BEGIN Data excerpts
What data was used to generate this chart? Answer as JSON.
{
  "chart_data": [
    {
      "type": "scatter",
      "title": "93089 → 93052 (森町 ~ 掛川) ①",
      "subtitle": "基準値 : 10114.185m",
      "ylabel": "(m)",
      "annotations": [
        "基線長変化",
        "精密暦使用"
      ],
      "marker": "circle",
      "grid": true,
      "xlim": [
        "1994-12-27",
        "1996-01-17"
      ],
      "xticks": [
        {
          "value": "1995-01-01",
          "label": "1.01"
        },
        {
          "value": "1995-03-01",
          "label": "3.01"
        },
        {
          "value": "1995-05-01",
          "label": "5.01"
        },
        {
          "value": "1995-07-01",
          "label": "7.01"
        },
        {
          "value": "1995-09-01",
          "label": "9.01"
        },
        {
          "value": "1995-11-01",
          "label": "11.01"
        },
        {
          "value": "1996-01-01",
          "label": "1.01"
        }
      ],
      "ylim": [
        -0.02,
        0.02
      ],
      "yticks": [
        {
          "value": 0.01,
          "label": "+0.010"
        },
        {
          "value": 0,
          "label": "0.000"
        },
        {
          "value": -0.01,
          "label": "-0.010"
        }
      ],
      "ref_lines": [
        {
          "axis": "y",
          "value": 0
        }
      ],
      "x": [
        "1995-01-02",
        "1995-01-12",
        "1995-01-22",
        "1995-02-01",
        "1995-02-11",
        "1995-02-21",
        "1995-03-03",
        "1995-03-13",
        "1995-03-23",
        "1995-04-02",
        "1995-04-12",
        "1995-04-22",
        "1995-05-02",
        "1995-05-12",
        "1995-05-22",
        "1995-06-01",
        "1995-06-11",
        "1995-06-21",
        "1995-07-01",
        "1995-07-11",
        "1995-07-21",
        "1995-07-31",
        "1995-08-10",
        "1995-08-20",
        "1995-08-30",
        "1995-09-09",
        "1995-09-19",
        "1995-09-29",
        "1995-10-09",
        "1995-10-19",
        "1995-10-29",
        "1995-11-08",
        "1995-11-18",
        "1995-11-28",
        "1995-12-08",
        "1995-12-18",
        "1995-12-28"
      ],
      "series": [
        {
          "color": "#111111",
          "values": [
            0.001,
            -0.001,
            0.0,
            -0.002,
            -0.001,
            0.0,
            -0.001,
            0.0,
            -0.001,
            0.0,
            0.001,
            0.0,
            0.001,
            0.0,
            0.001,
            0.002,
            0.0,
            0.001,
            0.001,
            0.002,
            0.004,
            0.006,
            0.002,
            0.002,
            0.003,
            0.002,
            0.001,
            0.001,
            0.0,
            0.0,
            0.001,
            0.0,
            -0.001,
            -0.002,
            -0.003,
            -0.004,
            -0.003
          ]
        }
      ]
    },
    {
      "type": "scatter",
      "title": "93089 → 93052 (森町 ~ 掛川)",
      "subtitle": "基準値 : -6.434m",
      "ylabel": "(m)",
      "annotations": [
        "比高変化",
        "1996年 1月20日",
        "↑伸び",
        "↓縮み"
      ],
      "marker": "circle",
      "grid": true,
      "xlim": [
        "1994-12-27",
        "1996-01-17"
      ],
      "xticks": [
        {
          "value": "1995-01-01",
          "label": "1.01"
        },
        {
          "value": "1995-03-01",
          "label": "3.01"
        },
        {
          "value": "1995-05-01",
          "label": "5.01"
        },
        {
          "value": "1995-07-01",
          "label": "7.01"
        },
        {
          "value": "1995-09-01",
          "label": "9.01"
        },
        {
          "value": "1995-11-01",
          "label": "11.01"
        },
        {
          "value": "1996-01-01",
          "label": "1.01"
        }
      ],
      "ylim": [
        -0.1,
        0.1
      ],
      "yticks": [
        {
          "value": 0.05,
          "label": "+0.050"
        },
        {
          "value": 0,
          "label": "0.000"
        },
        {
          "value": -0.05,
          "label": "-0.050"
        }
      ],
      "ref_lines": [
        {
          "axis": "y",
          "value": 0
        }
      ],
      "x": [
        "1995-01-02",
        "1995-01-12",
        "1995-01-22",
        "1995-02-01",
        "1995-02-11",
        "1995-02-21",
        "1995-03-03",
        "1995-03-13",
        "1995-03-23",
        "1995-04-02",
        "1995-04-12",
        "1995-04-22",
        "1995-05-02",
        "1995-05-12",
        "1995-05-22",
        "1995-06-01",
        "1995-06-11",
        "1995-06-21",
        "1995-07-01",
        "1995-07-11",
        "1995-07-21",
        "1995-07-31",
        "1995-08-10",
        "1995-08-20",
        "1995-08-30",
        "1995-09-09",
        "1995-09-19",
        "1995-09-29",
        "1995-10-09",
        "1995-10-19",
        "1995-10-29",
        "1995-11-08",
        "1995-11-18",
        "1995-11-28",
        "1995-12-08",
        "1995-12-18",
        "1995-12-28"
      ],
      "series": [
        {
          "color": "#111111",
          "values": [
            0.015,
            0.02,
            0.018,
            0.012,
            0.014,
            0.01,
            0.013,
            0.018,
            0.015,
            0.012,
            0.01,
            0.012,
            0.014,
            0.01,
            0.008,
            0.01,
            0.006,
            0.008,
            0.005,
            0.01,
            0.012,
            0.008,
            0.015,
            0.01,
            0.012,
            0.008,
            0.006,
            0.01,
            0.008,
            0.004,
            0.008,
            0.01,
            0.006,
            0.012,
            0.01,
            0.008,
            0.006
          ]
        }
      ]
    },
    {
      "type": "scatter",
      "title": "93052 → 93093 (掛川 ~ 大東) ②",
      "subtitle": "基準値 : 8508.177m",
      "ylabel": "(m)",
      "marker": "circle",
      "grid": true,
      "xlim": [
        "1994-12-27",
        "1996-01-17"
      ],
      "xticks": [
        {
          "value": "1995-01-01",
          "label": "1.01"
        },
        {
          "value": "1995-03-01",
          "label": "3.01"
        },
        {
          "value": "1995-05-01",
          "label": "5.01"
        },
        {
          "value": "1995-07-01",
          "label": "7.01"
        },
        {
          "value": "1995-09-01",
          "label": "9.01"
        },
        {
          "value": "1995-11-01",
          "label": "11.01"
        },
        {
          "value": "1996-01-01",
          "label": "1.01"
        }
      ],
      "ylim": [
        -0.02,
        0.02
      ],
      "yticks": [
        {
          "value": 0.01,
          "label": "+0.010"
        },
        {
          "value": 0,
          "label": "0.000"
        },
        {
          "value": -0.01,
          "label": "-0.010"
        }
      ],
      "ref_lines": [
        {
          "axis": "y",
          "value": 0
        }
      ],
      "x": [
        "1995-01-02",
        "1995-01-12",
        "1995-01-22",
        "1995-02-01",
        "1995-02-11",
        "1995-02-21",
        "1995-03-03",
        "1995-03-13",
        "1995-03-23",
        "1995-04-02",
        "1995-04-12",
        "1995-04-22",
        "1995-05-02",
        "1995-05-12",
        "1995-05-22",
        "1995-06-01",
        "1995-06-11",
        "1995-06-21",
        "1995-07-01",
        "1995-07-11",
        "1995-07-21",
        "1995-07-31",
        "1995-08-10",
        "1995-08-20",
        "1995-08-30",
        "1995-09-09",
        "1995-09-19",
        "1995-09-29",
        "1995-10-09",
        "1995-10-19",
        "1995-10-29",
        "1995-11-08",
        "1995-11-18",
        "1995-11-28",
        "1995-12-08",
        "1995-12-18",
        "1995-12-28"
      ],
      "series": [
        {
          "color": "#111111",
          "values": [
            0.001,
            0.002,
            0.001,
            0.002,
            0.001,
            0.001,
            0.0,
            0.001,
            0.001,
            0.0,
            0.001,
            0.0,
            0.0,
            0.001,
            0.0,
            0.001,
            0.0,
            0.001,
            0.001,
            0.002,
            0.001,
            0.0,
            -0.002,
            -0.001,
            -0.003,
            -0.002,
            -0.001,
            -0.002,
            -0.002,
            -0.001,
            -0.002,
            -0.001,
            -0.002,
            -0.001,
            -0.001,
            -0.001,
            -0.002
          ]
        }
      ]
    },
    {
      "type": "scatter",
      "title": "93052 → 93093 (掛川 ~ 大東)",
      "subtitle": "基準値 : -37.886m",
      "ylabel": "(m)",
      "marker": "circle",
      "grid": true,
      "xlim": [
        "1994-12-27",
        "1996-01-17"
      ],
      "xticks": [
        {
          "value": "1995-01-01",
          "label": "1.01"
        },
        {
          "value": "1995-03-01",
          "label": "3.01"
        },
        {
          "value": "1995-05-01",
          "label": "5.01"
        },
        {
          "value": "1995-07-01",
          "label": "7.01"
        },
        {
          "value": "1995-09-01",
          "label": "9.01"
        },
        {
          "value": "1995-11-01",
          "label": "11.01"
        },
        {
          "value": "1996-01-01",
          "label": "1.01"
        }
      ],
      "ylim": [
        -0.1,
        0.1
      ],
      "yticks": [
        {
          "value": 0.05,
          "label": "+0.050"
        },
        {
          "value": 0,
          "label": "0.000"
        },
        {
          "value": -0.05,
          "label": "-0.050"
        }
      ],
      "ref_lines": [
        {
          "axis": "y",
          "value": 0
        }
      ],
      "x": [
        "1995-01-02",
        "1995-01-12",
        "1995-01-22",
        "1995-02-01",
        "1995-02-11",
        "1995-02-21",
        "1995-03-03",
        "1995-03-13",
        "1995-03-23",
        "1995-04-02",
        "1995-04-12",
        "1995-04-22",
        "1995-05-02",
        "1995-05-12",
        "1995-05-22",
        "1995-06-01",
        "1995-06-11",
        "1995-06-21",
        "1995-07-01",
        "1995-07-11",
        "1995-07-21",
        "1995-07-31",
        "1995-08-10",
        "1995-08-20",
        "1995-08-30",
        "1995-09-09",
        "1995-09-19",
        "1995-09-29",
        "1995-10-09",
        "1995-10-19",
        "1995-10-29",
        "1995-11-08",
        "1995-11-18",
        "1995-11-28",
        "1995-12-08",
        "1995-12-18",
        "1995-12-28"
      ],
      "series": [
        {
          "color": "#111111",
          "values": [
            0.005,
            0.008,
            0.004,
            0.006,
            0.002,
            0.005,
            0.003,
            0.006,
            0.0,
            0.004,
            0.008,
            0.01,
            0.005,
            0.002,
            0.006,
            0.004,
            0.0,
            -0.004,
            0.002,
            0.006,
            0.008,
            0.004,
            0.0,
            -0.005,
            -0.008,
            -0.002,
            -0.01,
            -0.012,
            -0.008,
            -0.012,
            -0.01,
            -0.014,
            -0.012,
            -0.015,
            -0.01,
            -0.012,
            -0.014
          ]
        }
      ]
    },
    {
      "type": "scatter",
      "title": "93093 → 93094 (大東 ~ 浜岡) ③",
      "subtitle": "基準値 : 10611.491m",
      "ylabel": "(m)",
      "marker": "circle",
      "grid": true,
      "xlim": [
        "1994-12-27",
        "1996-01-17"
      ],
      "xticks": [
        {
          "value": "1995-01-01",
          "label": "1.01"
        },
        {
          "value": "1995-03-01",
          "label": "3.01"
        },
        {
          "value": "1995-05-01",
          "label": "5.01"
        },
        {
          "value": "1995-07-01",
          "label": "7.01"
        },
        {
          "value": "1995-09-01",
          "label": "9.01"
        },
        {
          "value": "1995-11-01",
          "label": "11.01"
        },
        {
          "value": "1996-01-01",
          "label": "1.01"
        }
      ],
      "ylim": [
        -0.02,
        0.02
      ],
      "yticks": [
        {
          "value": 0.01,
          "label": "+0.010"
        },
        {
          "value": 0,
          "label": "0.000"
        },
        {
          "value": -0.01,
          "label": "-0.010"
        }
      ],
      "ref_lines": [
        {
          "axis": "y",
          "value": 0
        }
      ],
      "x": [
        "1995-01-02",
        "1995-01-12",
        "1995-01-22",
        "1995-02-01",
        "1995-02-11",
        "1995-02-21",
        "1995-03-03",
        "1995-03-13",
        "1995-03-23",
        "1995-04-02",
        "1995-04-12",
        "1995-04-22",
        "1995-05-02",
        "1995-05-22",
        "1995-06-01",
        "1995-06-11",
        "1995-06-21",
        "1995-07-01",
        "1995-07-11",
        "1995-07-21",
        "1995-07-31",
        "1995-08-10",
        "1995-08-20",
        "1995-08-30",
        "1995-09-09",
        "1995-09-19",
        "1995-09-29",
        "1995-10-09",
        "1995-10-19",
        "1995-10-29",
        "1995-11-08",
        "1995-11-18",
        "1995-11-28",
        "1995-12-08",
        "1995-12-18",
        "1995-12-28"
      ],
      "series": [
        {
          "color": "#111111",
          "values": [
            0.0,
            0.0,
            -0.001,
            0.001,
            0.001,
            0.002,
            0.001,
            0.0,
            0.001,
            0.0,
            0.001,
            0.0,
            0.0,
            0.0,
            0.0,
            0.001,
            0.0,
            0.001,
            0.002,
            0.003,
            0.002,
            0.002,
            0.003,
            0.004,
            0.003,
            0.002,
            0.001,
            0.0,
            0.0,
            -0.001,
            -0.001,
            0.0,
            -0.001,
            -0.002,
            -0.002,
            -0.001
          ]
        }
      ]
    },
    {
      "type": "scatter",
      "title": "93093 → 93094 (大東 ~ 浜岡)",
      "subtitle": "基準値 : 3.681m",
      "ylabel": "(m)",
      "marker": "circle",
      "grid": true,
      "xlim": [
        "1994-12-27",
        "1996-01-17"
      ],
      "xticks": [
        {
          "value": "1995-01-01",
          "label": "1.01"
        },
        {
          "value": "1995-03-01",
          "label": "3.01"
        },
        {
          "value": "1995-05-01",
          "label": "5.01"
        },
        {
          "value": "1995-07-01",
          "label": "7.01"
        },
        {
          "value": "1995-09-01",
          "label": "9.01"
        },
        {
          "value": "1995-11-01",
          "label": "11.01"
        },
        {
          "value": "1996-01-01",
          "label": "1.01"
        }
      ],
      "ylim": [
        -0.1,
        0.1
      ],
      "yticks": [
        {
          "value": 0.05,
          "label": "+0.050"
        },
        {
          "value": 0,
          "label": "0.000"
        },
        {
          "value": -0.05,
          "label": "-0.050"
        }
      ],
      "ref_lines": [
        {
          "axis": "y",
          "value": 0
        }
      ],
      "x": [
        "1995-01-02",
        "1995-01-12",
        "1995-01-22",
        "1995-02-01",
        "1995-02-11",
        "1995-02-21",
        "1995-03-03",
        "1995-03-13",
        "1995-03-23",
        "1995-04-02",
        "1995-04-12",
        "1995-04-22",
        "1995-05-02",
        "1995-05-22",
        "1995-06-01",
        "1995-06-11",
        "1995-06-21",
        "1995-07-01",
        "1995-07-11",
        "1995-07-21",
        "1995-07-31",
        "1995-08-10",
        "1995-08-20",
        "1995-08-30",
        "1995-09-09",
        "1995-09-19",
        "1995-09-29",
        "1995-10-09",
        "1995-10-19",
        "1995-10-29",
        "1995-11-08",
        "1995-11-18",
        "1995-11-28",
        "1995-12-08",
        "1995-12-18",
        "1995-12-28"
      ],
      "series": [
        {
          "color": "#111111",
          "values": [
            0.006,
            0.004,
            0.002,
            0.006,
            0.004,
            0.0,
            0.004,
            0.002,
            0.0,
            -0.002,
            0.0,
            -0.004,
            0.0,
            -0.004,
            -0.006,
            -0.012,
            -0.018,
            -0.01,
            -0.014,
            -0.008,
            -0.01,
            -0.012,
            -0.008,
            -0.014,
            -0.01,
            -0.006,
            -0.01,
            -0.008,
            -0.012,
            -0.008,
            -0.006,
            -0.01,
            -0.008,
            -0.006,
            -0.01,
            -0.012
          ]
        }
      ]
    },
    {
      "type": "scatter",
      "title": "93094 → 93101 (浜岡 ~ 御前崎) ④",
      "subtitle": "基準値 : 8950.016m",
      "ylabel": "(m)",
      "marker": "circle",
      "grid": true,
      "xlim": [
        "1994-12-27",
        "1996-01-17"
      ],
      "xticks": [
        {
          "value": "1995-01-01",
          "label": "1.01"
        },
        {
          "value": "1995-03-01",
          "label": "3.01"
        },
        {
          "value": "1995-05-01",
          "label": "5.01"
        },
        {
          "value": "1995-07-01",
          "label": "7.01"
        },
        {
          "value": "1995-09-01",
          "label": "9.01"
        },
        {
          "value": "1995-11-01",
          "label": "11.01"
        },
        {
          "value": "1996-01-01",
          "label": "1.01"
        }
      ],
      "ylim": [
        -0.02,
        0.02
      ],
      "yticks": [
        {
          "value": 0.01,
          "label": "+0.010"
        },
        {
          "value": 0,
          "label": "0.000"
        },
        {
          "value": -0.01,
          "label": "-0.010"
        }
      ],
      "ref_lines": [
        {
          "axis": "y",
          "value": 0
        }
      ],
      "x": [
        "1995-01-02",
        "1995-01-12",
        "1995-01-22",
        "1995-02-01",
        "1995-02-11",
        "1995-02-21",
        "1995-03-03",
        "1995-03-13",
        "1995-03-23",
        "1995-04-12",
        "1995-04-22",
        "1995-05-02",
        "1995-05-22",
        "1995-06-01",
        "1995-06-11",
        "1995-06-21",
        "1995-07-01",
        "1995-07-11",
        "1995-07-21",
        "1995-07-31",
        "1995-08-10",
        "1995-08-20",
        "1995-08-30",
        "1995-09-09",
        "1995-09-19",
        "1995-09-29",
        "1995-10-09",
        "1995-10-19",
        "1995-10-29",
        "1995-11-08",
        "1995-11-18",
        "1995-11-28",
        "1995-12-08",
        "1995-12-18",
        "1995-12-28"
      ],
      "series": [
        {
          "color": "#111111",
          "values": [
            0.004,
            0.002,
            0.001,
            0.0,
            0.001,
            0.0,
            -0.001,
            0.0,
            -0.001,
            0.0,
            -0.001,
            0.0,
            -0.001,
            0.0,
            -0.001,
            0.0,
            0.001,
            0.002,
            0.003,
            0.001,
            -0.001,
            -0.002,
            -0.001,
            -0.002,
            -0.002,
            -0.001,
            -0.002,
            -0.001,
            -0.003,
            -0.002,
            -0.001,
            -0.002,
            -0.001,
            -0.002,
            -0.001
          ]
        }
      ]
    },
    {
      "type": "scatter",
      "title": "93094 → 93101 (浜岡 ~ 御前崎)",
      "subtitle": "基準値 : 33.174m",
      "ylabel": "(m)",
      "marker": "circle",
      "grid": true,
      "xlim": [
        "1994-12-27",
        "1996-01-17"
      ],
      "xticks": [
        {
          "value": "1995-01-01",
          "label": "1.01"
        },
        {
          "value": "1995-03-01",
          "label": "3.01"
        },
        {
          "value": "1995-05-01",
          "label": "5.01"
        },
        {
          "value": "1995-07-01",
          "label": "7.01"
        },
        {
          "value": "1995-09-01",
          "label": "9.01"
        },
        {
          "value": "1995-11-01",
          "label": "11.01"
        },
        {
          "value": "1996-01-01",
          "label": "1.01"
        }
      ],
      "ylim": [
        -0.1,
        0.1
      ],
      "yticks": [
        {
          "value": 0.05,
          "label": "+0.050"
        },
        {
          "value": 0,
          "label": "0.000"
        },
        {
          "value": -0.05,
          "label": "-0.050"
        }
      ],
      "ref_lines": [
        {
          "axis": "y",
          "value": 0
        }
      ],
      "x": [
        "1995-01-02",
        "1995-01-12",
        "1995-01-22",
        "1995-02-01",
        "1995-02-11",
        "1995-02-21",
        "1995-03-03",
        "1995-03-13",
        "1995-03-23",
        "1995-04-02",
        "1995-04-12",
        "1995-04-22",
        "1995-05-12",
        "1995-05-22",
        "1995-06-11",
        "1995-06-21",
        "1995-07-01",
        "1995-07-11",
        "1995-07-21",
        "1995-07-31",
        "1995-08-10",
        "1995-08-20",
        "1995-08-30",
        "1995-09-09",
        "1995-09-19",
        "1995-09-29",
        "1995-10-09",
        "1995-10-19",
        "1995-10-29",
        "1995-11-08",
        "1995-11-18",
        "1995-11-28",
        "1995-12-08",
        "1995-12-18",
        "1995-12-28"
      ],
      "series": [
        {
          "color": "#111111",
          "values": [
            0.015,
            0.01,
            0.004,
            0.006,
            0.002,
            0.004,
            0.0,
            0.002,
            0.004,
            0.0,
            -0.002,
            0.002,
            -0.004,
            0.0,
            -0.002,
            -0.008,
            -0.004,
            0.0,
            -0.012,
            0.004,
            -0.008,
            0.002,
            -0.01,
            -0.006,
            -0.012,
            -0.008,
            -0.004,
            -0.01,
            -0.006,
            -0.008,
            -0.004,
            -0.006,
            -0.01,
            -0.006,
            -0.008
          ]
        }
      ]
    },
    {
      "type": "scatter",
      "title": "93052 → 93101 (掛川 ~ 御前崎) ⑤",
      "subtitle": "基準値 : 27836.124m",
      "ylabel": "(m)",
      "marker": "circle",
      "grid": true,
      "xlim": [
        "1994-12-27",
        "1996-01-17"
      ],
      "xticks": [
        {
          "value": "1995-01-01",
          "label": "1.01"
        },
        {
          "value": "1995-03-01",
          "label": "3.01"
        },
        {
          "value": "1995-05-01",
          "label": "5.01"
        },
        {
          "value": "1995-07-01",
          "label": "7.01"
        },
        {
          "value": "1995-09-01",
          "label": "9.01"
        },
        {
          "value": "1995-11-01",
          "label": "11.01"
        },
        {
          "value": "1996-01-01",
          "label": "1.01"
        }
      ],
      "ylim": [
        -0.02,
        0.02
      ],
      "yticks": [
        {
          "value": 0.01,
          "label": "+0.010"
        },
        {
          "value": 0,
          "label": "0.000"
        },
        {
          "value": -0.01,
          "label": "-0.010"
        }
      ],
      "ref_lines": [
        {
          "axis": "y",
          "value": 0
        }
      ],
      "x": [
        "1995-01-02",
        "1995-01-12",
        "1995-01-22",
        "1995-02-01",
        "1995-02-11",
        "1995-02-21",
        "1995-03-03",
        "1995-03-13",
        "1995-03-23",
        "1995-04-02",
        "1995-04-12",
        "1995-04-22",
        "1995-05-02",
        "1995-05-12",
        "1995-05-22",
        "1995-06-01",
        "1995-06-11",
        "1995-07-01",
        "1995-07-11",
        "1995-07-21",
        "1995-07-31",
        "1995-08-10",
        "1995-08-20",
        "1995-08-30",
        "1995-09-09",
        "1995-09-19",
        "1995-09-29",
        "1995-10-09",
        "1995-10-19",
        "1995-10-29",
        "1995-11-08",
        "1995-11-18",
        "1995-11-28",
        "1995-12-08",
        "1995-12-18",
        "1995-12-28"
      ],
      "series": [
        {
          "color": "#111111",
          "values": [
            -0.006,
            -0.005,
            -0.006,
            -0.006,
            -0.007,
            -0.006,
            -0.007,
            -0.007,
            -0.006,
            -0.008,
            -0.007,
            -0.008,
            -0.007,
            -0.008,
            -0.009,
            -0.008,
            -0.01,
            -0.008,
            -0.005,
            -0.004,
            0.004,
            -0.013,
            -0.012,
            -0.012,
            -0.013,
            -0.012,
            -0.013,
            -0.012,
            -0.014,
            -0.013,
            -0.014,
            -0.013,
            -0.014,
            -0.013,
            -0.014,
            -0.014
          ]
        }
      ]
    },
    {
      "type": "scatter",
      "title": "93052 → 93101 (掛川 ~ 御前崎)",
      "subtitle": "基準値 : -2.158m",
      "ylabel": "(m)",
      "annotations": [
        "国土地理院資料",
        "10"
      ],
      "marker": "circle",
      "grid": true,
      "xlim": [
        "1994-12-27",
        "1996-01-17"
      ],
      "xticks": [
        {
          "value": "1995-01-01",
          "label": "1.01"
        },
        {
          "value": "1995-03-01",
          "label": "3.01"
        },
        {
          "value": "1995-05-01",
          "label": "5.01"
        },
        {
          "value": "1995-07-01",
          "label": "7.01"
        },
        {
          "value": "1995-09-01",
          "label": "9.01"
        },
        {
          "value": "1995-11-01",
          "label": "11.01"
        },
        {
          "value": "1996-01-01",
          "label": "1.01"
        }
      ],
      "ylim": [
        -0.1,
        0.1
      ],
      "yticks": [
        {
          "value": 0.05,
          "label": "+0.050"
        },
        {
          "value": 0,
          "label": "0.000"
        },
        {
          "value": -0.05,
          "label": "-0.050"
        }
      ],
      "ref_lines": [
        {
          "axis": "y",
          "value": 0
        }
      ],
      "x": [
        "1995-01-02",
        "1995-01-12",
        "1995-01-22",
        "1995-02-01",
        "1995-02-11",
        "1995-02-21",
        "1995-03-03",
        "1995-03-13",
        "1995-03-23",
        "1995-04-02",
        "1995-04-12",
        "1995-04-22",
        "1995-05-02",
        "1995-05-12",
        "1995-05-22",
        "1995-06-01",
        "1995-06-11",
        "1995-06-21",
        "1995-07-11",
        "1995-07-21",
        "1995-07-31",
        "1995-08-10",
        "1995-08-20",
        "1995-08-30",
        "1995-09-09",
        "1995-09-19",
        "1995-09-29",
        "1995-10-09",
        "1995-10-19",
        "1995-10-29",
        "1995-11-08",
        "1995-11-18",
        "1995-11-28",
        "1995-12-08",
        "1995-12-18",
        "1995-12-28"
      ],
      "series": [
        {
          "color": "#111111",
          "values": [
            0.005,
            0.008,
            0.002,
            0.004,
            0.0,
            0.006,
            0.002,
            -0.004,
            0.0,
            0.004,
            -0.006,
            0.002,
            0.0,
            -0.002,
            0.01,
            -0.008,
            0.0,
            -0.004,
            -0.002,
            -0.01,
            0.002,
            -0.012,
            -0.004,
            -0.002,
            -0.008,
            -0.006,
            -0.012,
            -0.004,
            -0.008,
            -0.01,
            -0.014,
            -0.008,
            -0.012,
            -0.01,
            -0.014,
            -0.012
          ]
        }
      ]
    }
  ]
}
END Data excerpts
What the task asks
Which lines include the word "subtitle"? Copy every one of them.

Complete answer
      "subtitle": "基準値 : 10114.185m",
      "subtitle": "基準値 : -6.434m",
      "subtitle": "基準値 : 8508.177m",
      "subtitle": "基準値 : -37.886m",
      "subtitle": "基準値 : 10611.491m",
      "subtitle": "基準値 : 3.681m",
      "subtitle": "基準値 : 8950.016m",
      "subtitle": "基準値 : 33.174m",
      "subtitle": "基準値 : 27836.124m",
      "subtitle": "基準値 : -2.158m",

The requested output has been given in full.